→ **Written instruction**: Don't copy the pictures; return every other part of the records exactly.

- - -

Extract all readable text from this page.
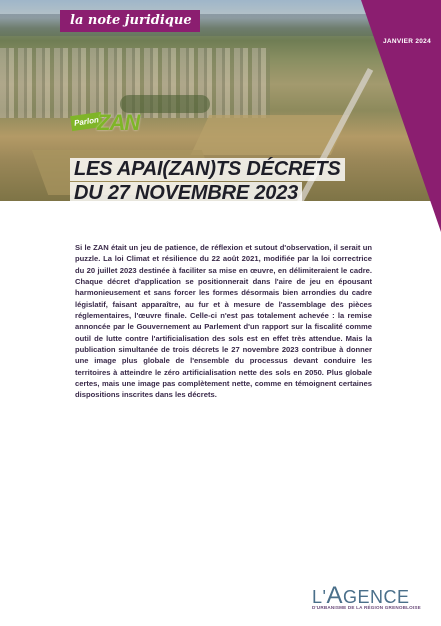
JANVIER 2024
la note juridique
Parlon
ZAN
LES APAI(ZAN)TS DÉCRETS
DU 27 NOVEMBRE 2023

Si le ZAN était un jeu de patience, de réflexion et sutout d'observation, il serait un puzzle. La loi Climat et résilience du 22 août 2021, modifiée par la loi correctrice du 20 juillet 2023 destinée à faciliter sa mise en œuvre, en délimiteraient le cadre. Chaque décret d'application se positionnerait dans l'aire de jeu en épousant harmonieusement et sans forcer les formes désormais bien arrondies du cadre législatif, faisant apparaître, au fur et à mesure de l'assemblage des pièces réglementaires, l'œuvre finale. Celle-ci n'est pas totalement achevée : la remise annoncée par le Gouvernement au Parlement d'un rapport sur la fiscalité comme outil de lutte contre l'artificialisation des sols est en effet très attendue. Mais la publication simultanée de trois décrets le 27 novembre 2023 contribue à donner une image plus globale de l'ensemble du processus devant conduire les territoires à atteindre le zéro artificialisation nette des sols en 2050. Plus globale certes, mais une image pas complètement nette, comme en témoignent certaines dispositions inscrites dans les décrets.

L'AGENCE
D'URBANISME DE LA RÉGION GRENOBLOISE
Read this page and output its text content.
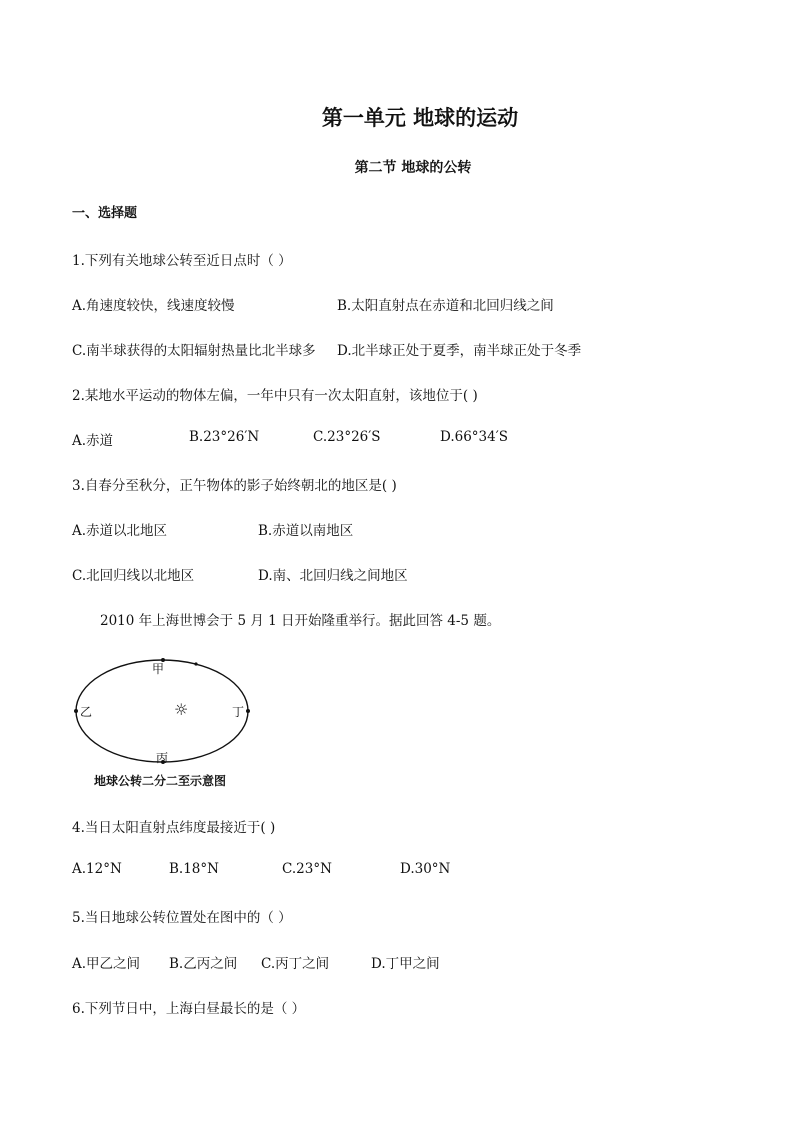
第一单元 地球的运动
第二节 地球的公转
一、选择题
1.下列有关地球公转至近日点时（ ）
A.角速度较快，线速度较慢	B.太阳直射点在赤道和北回归线之间
C.南半球获得的太阳辐射热量比北半球多 D.北半球正处于夏季，南半球正处于冬季
2.某地水平运动的物体左偏，一年中只有一次太阳直射，该地位于( )
A.赤道	B.23°26′N	C.23°26′S	D.66°34′S
3.自春分至秋分，正午物体的影子始终朝北的地区是( )
A.赤道以北地区	B.赤道以南地区
C.北回归线以北地区	D.南、北回归线之间地区
2010 年上海世博会于 5 月 1 日开始隆重举行。据此回答 4-5 题。
甲
乙	丁
丙
☼
地球公转二分二至示意图
4.当日太阳直射点纬度最接近于( )
A.12°N	B.18°N	C.23°N	D.30°N
5.当日地球公转位置处在图中的（ ）
A.甲乙之间 B.乙丙之间 C.丙丁之间	D.丁甲之间
6.下列节日中，上海白昼最长的是（ ）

- - -

→ **Response for this exercise**:
Extract all readable text from this page.
JANVIER 2024
la note juridique
Parlon
ZAN
LES APAI(ZAN)TS DÉCRETS
DU 27 NOVEMBRE 2023

Si le ZAN était un jeu de patience, de réflexion et sutout d'observation, il serait un puzzle. La loi Climat et résilience du 22 août 2021, modifiée par la loi correctrice du 20 juillet 2023 destinée à faciliter sa mise en œuvre, en délimiteraient le cadre. Chaque décret d'application se positionnerait dans l'aire de jeu en épousant harmonieusement et sans forcer les formes désormais bien arrondies du cadre législatif, faisant apparaître, au fur et à mesure de l'assemblage des pièces réglementaires, l'œuvre finale. Celle-ci n'est pas totalement achevée : la remise annoncée par le Gouvernement au Parlement d'un rapport sur la fiscalité comme outil de lutte contre l'artificialisation des sols est en effet très attendue. Mais la publication simultanée de trois décrets le 27 novembre 2023 contribue à donner une image plus globale de l'ensemble du processus devant conduire les territoires à atteindre le zéro artificialisation nette des sols en 2050. Plus globale certes, mais une image pas complètement nette, comme en témoignent certaines dispositions inscrites dans les décrets.

L'AGENCE
D'URBANISME DE LA RÉGION GRENOBLOISE
Read this page and output its text content.
第一单元 地球的运动
第二节 地球的公转
一、选择题
1.下列有关地球公转至近日点时（ ）
A.角速度较快，线速度较慢	B.太阳直射点在赤道和北回归线之间
C.南半球获得的太阳辐射热量比北半球多 D.北半球正处于夏季，南半球正处于冬季
2.某地水平运动的物体左偏，一年中只有一次太阳直射，该地位于( )
A.赤道	B.23°26′N	C.23°26′S	D.66°34′S
3.自春分至秋分，正午物体的影子始终朝北的地区是( )
A.赤道以北地区	B.赤道以南地区
C.北回归线以北地区	D.南、北回归线之间地区
2010 年上海世博会于 5 月 1 日开始隆重举行。据此回答 4-5 题。
甲
乙	丁
丙
☼
地球公转二分二至示意图
4.当日太阳直射点纬度最接近于( )
A.12°N	B.18°N	C.23°N	D.30°N
5.当日地球公转位置处在图中的（ ）
A.甲乙之间 B.乙丙之间 C.丙丁之间	D.丁甲之间
6.下列节日中，上海白昼最长的是（ ）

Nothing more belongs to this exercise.